§ What you have to do: Keep the pictures out and restate every record exactly.
===== Input records
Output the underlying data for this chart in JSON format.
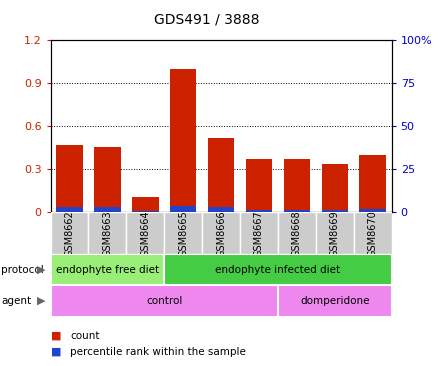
{
  "title": "GDS491 / 3888",
  "samples": [
    "GSM8662",
    "GSM8663",
    "GSM8664",
    "GSM8665",
    "GSM8666",
    "GSM8667",
    "GSM8668",
    "GSM8669",
    "GSM8670"
  ],
  "red_values": [
    0.47,
    0.455,
    0.105,
    1.0,
    0.52,
    0.37,
    0.375,
    0.34,
    0.4
  ],
  "blue_values": [
    0.038,
    0.035,
    0.012,
    0.045,
    0.035,
    0.018,
    0.018,
    0.016,
    0.025
  ],
  "ylim": [
    0,
    1.2
  ],
  "y2lim": [
    0,
    100
  ],
  "yticks": [
    0,
    0.3,
    0.6,
    0.9,
    1.2
  ],
  "ytick_labels": [
    "0",
    "0.3",
    "0.6",
    "0.9",
    "1.2"
  ],
  "y2ticks": [
    0,
    25,
    50,
    75,
    100
  ],
  "y2tick_labels": [
    "0",
    "25",
    "50",
    "75",
    "100%"
  ],
  "bar_color": "#cc2200",
  "blue_color": "#2244cc",
  "protocol_groups": [
    {
      "label": "endophyte free diet",
      "start": 0,
      "end": 3,
      "color": "#99ee77"
    },
    {
      "label": "endophyte infected diet",
      "start": 3,
      "end": 9,
      "color": "#44cc44"
    }
  ],
  "agent_groups": [
    {
      "label": "control",
      "start": 0,
      "end": 6,
      "color": "#ee88ee"
    },
    {
      "label": "domperidone",
      "start": 6,
      "end": 9,
      "color": "#ee88ee"
    }
  ],
  "legend_items": [
    {
      "color": "#cc2200",
      "label": "count"
    },
    {
      "color": "#2244cc",
      "label": "percentile rank within the sample"
    }
  ],
  "left_tick_color": "#cc2200",
  "right_tick_color": "#0000cc",
  "sample_box_color": "#cccccc",
  "plot_bg": "#ffffff"
}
==========
§ Exercise response:
Output the underlying data for this chart in JSON format.
{
  "title": "GDS491 / 3888",
  "samples": [
    "GSM8662",
    "GSM8663",
    "GSM8664",
    "GSM8665",
    "GSM8666",
    "GSM8667",
    "GSM8668",
    "GSM8669",
    "GSM8670"
  ],
  "red_values": [
    0.47,
    0.455,
    0.105,
    1.0,
    0.52,
    0.37,
    0.375,
    0.34,
    0.4
  ],
  "blue_values": [
    0.038,
    0.035,
    0.012,
    0.045,
    0.035,
    0.018,
    0.018,
    0.016,
    0.025
  ],
  "ylim": [
    0,
    1.2
  ],
  "y2lim": [
    0,
    100
  ],
  "yticks": [
    0,
    0.3,
    0.6,
    0.9,
    1.2
  ],
  "ytick_labels": [
    "0",
    "0.3",
    "0.6",
    "0.9",
    "1.2"
  ],
  "y2ticks": [
    0,
    25,
    50,
    75,
    100
  ],
  "y2tick_labels": [
    "0",
    "25",
    "50",
    "75",
    "100%"
  ],
  "bar_color": "#cc2200",
  "blue_color": "#2244cc",
  "protocol_groups": [
    {
      "label": "endophyte free diet",
      "start": 0,
      "end": 3,
      "color": "#99ee77"
    },
    {
      "label": "endophyte infected diet",
      "start": 3,
      "end": 9,
      "color": "#44cc44"
    }
  ],
  "agent_groups": [
    {
      "label": "control",
      "start": 0,
      "end": 6,
      "color": "#ee88ee"
    },
    {
      "label": "domperidone",
      "start": 6,
      "end": 9,
      "color": "#ee88ee"
    }
  ],
  "legend_items": [
    {
      "color": "#cc2200",
      "label": "count"
    },
    {
      "color": "#2244cc",
      "label": "percentile rank within the sample"
    }
  ],
  "left_tick_color": "#cc2200",
  "right_tick_color": "#0000cc",
  "sample_box_color": "#cccccc",
  "plot_bg": "#ffffff"
}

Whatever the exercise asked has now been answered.